___ Given data ___
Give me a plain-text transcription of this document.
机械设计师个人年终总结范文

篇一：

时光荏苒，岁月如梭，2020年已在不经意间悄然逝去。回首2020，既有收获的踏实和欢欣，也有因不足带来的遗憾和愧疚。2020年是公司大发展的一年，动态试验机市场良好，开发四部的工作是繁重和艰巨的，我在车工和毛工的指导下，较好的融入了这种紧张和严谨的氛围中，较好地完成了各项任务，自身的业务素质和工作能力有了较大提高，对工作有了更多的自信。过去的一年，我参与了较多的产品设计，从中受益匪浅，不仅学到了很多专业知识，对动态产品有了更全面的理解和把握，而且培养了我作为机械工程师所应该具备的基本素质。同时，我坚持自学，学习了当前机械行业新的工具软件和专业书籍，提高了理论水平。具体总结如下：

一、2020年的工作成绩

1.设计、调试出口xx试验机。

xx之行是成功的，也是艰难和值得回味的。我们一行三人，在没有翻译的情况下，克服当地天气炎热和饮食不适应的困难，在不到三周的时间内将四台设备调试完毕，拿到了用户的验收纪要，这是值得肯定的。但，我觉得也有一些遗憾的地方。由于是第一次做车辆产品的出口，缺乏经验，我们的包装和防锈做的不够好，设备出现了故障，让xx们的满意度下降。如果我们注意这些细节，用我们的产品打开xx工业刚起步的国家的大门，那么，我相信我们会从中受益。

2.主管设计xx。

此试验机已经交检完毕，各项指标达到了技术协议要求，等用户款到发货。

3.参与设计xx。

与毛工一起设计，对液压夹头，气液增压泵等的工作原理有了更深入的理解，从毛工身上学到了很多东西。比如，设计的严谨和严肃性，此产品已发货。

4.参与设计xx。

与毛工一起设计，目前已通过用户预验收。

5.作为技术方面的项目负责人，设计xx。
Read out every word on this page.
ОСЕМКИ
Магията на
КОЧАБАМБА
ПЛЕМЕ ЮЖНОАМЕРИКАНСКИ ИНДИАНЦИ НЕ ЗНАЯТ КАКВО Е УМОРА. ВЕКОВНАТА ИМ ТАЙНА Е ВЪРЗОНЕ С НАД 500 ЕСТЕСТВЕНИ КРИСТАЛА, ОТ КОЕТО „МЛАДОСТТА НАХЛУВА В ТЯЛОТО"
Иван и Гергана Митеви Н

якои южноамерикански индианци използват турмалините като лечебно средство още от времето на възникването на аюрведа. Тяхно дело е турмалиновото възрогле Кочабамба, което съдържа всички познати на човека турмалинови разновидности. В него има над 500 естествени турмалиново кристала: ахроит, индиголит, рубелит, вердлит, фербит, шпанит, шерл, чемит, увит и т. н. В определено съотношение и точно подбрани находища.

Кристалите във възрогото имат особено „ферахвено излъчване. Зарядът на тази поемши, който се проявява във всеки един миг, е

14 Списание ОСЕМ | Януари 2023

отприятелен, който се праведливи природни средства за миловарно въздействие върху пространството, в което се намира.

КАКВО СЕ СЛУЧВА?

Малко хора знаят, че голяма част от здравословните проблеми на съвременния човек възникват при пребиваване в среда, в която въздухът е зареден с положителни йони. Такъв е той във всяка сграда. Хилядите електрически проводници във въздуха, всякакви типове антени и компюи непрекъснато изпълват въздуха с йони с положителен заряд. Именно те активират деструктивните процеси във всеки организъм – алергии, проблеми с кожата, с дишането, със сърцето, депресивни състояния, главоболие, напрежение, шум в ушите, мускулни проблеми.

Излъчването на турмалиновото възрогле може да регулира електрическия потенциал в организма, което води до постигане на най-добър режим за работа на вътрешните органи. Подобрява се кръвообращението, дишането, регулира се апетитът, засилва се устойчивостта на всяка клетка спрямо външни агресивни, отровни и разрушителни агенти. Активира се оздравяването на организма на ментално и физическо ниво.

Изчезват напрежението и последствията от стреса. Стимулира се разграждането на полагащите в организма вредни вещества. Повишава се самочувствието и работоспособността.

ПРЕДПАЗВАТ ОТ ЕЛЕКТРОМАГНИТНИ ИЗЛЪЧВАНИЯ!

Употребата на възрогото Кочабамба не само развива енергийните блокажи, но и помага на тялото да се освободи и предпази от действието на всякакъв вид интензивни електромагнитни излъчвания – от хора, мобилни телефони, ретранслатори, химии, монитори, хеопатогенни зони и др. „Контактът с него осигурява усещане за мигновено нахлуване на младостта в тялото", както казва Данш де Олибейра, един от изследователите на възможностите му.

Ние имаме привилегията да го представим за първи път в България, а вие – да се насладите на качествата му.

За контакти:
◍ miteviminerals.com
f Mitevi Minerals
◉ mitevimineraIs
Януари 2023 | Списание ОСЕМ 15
___
- [Task requirements] Go through the data and return every record exactly.

- [Full response]
Give me a plain-text transcription of this document.
机械设计师个人年终总结范文

篇一：

时光荏苒，岁月如梭，2020年已在不经意间悄然逝去。回首2020，既有收获的踏实和欢欣，也有因不足带来的遗憾和愧疚。2020年是公司大发展的一年，动态试验机市场良好，开发四部的工作是繁重和艰巨的，我在车工和毛工的指导下，较好的融入了这种紧张和严谨的氛围中，较好地完成了各项任务，自身的业务素质和工作能力有了较大提高，对工作有了更多的自信。过去的一年，我参与了较多的产品设计，从中受益匪浅，不仅学到了很多专业知识，对动态产品有了更全面的理解和把握，而且培养了我作为机械工程师所应该具备的基本素质。同时，我坚持自学，学习了当前机械行业新的工具软件和专业书籍，提高了理论水平。具体总结如下：

一、2020年的工作成绩

1.设计、调试出口xx试验机。

xx之行是成功的，也是艰难和值得回味的。我们一行三人，在没有翻译的情况下，克服当地天气炎热和饮食不适应的困难，在不到三周的时间内将四台设备调试完毕，拿到了用户的验收纪要，这是值得肯定的。但，我觉得也有一些遗憾的地方。由于是第一次做车辆产品的出口，缺乏经验，我们的包装和防锈做的不够好，设备出现了故障，让xx们的满意度下降。如果我们注意这些细节，用我们的产品打开xx工业刚起步的国家的大门，那么，我相信我们会从中受益。

2.主管设计xx。

此试验机已经交检完毕，各项指标达到了技术协议要求，等用户款到发货。

3.参与设计xx。

与毛工一起设计，对液压夹头，气液增压泵等的工作原理有了更深入的理解，从毛工身上学到了很多东西。比如，设计的严谨和严肃性，此产品已发货。

4.参与设计xx。

与毛工一起设计，目前已通过用户预验收。

5.作为技术方面的项目负责人，设计xx。
Read out every word on this page.
ОСЕМКИ
Магията на
КОЧАБАМБА
ПЛЕМЕ ЮЖНОАМЕРИКАНСКИ ИНДИАНЦИ НЕ ЗНАЯТ КАКВО Е УМОРА. ВЕКОВНАТА ИМ ТАЙНА Е ВЪРЗОНЕ С НАД 500 ЕСТЕСТВЕНИ КРИСТАЛА, ОТ КОЕТО „МЛАДОСТТА НАХЛУВА В ТЯЛОТО"
Иван и Гергана Митеви Н

якои южноамерикански индианци използват турмалините като лечебно средство още от времето на възникването на аюрведа. Тяхно дело е турмалиновото възрогле Кочабамба, което съдържа всички познати на човека турмалинови разновидности. В него има над 500 естествени турмалиново кристала: ахроит, индиголит, рубелит, вердлит, фербит, шпанит, шерл, чемит, увит и т. н. В определено съотношение и точно подбрани находища.

Кристалите във възрогото имат особено „ферахвено излъчване. Зарядът на тази поемши, който се проявява във всеки един миг, е

14 Списание ОСЕМ | Януари 2023

отприятелен, който се праведливи природни средства за миловарно въздействие върху пространството, в което се намира.

КАКВО СЕ СЛУЧВА?

Малко хора знаят, че голяма част от здравословните проблеми на съвременния човек възникват при пребиваване в среда, в която въздухът е зареден с положителни йони. Такъв е той във всяка сграда. Хилядите електрически проводници във въздуха, всякакви типове антени и компюи непрекъснато изпълват въздуха с йони с положителен заряд. Именно те активират деструктивните процеси във всеки организъм – алергии, проблеми с кожата, с дишането, със сърцето, депресивни състояния, главоболие, напрежение, шум в ушите, мускулни проблеми.

Излъчването на турмалиновото възрогле може да регулира електрическия потенциал в организма, което води до постигане на най-добър режим за работа на вътрешните органи. Подобрява се кръвообращението, дишането, регулира се апетитът, засилва се устойчивостта на всяка клетка спрямо външни агресивни, отровни и разрушителни агенти. Активира се оздравяването на организма на ментално и физическо ниво.

Изчезват напрежението и последствията от стреса. Стимулира се разграждането на полагащите в организма вредни вещества. Повишава се самочувствието и работоспособността.

ПРЕДПАЗВАТ ОТ ЕЛЕКТРОМАГНИТНИ ИЗЛЪЧВАНИЯ!

Употребата на възрогото Кочабамба не само развива енергийните блокажи, но и помага на тялото да се освободи и предпази от действието на всякакъв вид интензивни електромагнитни излъчвания – от хора, мобилни телефони, ретранслатори, химии, монитори, хеопатогенни зони и др. „Контактът с него осигурява усещане за мигновено нахлуване на младостта в тялото", както казва Данш де Олибейра, един от изследователите на възможностите му.

Ние имаме привилегията да го представим за първи път в България, а вие – да се насладите на качествата му.

За контакти:
◍ miteviminerals.com
f Mitevi Minerals
◉ mitevimineraIs
Януари 2023 | Списание ОСЕМ 15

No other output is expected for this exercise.